## Problem description
Return the complete listing that follows, with each line reproduced exactly.

## Data shown
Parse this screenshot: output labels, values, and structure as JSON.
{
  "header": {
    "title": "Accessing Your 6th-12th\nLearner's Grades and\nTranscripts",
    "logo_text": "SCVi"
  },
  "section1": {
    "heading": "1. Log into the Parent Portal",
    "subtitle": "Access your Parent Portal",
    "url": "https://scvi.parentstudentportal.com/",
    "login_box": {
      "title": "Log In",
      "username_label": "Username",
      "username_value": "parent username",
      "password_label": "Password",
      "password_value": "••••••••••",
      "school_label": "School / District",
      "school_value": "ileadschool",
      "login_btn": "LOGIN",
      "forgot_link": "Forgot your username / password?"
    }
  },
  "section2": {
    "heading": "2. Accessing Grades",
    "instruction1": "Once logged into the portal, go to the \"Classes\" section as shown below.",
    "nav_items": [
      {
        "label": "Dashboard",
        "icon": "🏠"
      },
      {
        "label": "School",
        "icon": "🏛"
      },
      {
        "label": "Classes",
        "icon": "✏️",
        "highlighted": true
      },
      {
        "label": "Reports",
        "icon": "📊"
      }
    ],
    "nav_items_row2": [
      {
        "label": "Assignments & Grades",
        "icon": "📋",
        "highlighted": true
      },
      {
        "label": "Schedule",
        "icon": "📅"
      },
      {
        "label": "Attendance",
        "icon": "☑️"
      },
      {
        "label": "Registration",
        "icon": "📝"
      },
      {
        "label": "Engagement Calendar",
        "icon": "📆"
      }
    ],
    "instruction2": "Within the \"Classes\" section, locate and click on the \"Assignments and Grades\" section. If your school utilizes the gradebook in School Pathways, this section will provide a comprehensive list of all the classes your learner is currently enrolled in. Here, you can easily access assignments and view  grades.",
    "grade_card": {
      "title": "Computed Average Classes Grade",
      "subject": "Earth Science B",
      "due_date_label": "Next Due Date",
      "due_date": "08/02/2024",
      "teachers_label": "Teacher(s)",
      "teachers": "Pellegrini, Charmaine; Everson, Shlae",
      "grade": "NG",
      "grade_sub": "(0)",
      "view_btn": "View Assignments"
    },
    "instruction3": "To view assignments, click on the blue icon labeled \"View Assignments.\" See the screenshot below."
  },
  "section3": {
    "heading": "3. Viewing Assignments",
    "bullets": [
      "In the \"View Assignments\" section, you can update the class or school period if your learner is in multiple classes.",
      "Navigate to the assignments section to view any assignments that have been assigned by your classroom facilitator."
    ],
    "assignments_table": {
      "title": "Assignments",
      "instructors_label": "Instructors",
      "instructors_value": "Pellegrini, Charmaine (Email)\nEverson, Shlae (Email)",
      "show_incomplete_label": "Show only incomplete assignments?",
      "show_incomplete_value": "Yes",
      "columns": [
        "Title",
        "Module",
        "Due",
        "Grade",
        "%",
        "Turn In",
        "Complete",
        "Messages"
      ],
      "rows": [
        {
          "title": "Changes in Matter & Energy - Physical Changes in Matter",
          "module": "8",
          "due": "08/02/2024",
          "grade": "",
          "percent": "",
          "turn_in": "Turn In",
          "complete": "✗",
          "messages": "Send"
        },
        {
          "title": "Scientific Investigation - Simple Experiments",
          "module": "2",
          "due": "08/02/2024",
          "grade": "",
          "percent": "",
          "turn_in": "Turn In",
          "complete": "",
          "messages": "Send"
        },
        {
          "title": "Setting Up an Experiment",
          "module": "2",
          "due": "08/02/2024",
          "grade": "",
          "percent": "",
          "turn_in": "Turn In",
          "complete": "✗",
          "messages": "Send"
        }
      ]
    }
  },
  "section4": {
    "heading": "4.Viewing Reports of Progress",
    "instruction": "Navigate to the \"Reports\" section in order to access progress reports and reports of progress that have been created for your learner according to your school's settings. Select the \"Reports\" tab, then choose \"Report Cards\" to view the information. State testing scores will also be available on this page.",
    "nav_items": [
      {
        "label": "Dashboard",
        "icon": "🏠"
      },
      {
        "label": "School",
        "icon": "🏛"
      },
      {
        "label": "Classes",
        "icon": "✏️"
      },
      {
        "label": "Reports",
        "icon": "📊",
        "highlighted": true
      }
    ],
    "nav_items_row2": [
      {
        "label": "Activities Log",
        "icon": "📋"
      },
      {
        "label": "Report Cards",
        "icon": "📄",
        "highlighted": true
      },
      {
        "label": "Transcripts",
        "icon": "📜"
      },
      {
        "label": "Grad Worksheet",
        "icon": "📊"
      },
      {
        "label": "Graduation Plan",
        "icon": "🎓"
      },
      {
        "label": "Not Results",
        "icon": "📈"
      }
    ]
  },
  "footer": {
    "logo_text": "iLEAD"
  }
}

## Result of the task
Parse this screenshot: output labels, values, and structure as JSON.
{
  "header": {
    "title": "Accessing Your 6th-12th\nLearner's Grades and\nTranscripts",
    "logo_text": "SCVi"
  },
  "section1": {
    "heading": "1. Log into the Parent Portal",
    "subtitle": "Access your Parent Portal",
    "url": "https://scvi.parentstudentportal.com/",
    "login_box": {
      "title": "Log In",
      "username_label": "Username",
      "username_value": "parent username",
      "password_label": "Password",
      "password_value": "••••••••••",
      "school_label": "School / District",
      "school_value": "ileadschool",
      "login_btn": "LOGIN",
      "forgot_link": "Forgot your username / password?"
    }
  },
  "section2": {
    "heading": "2. Accessing Grades",
    "instruction1": "Once logged into the portal, go to the \"Classes\" section as shown below.",
    "nav_items": [
      {
        "label": "Dashboard",
        "icon": "🏠"
      },
      {
        "label": "School",
        "icon": "🏛"
      },
      {
        "label": "Classes",
        "icon": "✏️",
        "highlighted": true
      },
      {
        "label": "Reports",
        "icon": "📊"
      }
    ],
    "nav_items_row2": [
      {
        "label": "Assignments & Grades",
        "icon": "📋",
        "highlighted": true
      },
      {
        "label": "Schedule",
        "icon": "📅"
      },
      {
        "label": "Attendance",
        "icon": "☑️"
      },
      {
        "label": "Registration",
        "icon": "📝"
      },
      {
        "label": "Engagement Calendar",
        "icon": "📆"
      }
    ],
    "instruction2": "Within the \"Classes\" section, locate and click on the \"Assignments and Grades\" section. If your school utilizes the gradebook in School Pathways, this section will provide a comprehensive list of all the classes your learner is currently enrolled in. Here, you can easily access assignments and view  grades.",
    "grade_card": {
      "title": "Computed Average Classes Grade",
      "subject": "Earth Science B",
      "due_date_label": "Next Due Date",
      "due_date": "08/02/2024",
      "teachers_label": "Teacher(s)",
      "teachers": "Pellegrini, Charmaine; Everson, Shlae",
      "grade": "NG",
      "grade_sub": "(0)",
      "view_btn": "View Assignments"
    },
    "instruction3": "To view assignments, click on the blue icon labeled \"View Assignments.\" See the screenshot below."
  },
  "section3": {
    "heading": "3. Viewing Assignments",
    "bullets": [
      "In the \"View Assignments\" section, you can update the class or school period if your learner is in multiple classes.",
      "Navigate to the assignments section to view any assignments that have been assigned by your classroom facilitator."
    ],
    "assignments_table": {
      "title": "Assignments",
      "instructors_label": "Instructors",
      "instructors_value": "Pellegrini, Charmaine (Email)\nEverson, Shlae (Email)",
      "show_incomplete_label": "Show only incomplete assignments?",
      "show_incomplete_value": "Yes",
      "columns": [
        "Title",
        "Module",
        "Due",
        "Grade",
        "%",
        "Turn In",
        "Complete",
        "Messages"
      ],
      "rows": [
        {
          "title": "Changes in Matter & Energy - Physical Changes in Matter",
          "module": "8",
          "due": "08/02/2024",
          "grade": "",
          "percent": "",
          "turn_in": "Turn In",
          "complete": "✗",
          "messages": "Send"
        },
        {
          "title": "Scientific Investigation - Simple Experiments",
          "module": "2",
          "due": "08/02/2024",
          "grade": "",
          "percent": "",
          "turn_in": "Turn In",
          "complete": "",
          "messages": "Send"
        },
        {
          "title": "Setting Up an Experiment",
          "module": "2",
          "due": "08/02/2024",
          "grade": "",
          "percent": "",
          "turn_in": "Turn In",
          "complete": "✗",
          "messages": "Send"
        }
      ]
    }
  },
  "section4": {
    "heading": "4.Viewing Reports of Progress",
    "instruction": "Navigate to the \"Reports\" section in order to access progress reports and reports of progress that have been created for your learner according to your school's settings. Select the \"Reports\" tab, then choose \"Report Cards\" to view the information. State testing scores will also be available on this page.",
    "nav_items": [
      {
        "label": "Dashboard",
        "icon": "🏠"
      },
      {
        "label": "School",
        "icon": "🏛"
      },
      {
        "label": "Classes",
        "icon": "✏️"
      },
      {
        "label": "Reports",
        "icon": "📊",
        "highlighted": true
      }
    ],
    "nav_items_row2": [
      {
        "label": "Activities Log",
        "icon": "📋"
      },
      {
        "label": "Report Cards",
        "icon": "📄",
        "highlighted": true
      },
      {
        "label": "Transcripts",
        "icon": "📜"
      },
      {
        "label": "Grad Worksheet",
        "icon": "📊"
      },
      {
        "label": "Graduation Plan",
        "icon": "🎓"
      },
      {
        "label": "Not Results",
        "icon": "📈"
      }
    ]
  },
  "footer": {
    "logo_text": "iLEAD"
  }
}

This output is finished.